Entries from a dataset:

--- begin ---

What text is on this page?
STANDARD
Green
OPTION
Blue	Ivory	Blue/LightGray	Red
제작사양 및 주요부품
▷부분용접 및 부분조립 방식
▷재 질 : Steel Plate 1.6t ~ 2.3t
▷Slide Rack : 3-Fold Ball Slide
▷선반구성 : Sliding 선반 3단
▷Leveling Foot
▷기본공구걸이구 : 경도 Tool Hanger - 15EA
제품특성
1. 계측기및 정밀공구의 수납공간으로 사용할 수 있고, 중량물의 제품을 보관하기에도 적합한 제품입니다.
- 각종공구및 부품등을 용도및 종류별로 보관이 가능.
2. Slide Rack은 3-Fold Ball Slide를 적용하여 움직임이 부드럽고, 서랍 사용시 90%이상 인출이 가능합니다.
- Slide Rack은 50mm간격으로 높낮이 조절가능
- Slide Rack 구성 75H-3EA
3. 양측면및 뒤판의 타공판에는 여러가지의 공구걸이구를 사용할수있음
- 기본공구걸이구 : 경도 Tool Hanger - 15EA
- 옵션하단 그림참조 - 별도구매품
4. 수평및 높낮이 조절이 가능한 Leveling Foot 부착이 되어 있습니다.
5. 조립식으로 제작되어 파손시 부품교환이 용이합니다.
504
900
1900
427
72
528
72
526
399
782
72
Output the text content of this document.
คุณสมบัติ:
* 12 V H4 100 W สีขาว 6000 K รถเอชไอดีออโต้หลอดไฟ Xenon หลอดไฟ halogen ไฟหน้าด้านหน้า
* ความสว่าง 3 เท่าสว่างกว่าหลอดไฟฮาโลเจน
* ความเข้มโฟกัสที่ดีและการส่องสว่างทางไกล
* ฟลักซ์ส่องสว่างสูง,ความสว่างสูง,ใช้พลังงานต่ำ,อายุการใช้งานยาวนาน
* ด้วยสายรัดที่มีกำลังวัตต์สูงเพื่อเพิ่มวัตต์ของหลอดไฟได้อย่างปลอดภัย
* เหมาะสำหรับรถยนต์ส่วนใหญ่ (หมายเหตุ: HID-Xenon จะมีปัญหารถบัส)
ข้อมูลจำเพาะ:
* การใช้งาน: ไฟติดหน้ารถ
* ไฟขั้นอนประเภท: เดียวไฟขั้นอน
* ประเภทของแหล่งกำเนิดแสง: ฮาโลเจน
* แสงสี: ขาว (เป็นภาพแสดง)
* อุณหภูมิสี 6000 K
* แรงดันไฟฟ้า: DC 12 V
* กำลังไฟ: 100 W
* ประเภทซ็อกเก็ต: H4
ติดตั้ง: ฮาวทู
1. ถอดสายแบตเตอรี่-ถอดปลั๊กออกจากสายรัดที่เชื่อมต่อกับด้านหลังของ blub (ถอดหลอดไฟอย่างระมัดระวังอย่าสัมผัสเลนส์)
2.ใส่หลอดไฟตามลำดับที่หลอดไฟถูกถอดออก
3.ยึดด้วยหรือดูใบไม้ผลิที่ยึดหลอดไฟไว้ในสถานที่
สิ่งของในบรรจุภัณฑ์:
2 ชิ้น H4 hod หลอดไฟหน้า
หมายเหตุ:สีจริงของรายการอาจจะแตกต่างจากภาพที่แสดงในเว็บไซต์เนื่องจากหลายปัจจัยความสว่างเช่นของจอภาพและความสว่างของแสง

--- end ---
--- begin ---

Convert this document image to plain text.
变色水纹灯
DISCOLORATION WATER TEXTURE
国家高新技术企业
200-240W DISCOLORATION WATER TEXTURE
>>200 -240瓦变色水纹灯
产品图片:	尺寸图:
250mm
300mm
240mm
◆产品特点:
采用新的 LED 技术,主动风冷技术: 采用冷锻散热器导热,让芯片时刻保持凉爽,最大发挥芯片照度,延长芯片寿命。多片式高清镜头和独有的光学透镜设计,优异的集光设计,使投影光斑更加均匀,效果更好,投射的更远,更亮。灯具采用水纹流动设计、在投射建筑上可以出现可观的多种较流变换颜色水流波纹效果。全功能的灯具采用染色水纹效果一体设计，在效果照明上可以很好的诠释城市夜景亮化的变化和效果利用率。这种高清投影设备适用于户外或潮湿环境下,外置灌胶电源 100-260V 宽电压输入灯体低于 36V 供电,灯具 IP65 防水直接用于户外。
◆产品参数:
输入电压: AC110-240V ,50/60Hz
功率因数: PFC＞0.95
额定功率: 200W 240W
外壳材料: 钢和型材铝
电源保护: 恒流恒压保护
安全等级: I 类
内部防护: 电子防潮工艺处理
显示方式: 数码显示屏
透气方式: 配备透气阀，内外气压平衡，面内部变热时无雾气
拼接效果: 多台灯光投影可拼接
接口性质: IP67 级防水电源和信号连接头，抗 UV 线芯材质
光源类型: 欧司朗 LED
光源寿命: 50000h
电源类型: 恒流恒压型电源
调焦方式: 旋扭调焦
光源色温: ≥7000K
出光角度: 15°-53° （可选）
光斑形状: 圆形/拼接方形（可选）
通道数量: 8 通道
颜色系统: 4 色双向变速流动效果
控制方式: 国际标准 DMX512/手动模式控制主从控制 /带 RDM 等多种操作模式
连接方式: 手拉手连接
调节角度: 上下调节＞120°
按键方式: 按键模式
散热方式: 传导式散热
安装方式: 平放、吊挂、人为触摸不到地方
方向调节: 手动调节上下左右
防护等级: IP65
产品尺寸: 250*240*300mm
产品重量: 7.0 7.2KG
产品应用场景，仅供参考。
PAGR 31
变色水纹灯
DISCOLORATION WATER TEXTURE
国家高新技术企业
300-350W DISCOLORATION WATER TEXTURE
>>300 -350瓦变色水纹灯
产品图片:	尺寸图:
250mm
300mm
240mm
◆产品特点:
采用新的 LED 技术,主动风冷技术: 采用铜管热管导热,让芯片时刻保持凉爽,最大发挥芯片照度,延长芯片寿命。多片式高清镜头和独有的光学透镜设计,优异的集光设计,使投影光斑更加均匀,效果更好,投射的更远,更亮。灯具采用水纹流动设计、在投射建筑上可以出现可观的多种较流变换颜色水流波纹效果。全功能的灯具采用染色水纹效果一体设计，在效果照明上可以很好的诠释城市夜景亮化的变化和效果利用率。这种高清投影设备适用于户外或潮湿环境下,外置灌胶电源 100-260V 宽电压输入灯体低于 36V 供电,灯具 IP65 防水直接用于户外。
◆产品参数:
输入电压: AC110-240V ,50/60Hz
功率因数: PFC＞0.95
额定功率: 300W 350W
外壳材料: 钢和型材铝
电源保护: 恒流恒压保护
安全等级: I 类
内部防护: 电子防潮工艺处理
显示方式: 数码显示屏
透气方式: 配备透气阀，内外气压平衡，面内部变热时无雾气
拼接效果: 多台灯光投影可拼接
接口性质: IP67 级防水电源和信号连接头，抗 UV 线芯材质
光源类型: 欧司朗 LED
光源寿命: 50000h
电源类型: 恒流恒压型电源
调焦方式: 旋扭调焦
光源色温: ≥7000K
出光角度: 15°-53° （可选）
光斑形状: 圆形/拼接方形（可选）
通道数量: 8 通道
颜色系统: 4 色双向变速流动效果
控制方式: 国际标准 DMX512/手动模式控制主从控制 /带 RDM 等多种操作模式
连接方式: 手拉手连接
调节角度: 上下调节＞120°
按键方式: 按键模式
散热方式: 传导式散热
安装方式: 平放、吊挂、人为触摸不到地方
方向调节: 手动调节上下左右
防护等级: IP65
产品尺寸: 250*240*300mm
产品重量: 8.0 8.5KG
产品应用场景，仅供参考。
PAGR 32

--- end ---

* _JOB_
Identify and copy the lines holding the word "让芯片时刻保持凉爽".

* _THE SOLUTION_
采用新的 LED 技术,主动风冷技术: 采用冷锻散热器导热,让芯片时刻保持凉爽,最大发挥芯片照度,延长芯片寿命。多片式高清镜头和独有的光学透镜设计,优异的集光设计,使投影光斑更加均匀,效果更好,投射的更远,更亮。灯具采用水纹流动设计、在投射建筑上可以出现可观的多种较流变换颜色水流波纹效果。全功能的灯具采用染色水纹效果一体设计，在效果照明上可以很好的诠释城市夜景亮化的变化和效果利用率。这种高清投影设备适用于户外或潮湿环境下,外置灌胶电源 100-260V 宽电压输入灯体低于 36V 供电,灯具 IP65 防水直接用于户外。
采用新的 LED 技术,主动风冷技术: 采用铜管热管导热,让芯片时刻保持凉爽,最大发挥芯片照度,延长芯片寿命。多片式高清镜头和独有的光学透镜设计,优异的集光设计,使投影光斑更加均匀,效果更好,投射的更远,更亮。灯具采用水纹流动设计、在投射建筑上可以出现可观的多种较流变换颜色水流波纹效果。全功能的灯具采用染色水纹效果一体设计，在效果照明上可以很好的诠释城市夜景亮化的变化和效果利用率。这种高清投影设备适用于户外或潮湿环境下,外置灌胶电源 100-260V 宽电压输入灯体低于 36V 供电,灯具 IP65 防水直接用于户外。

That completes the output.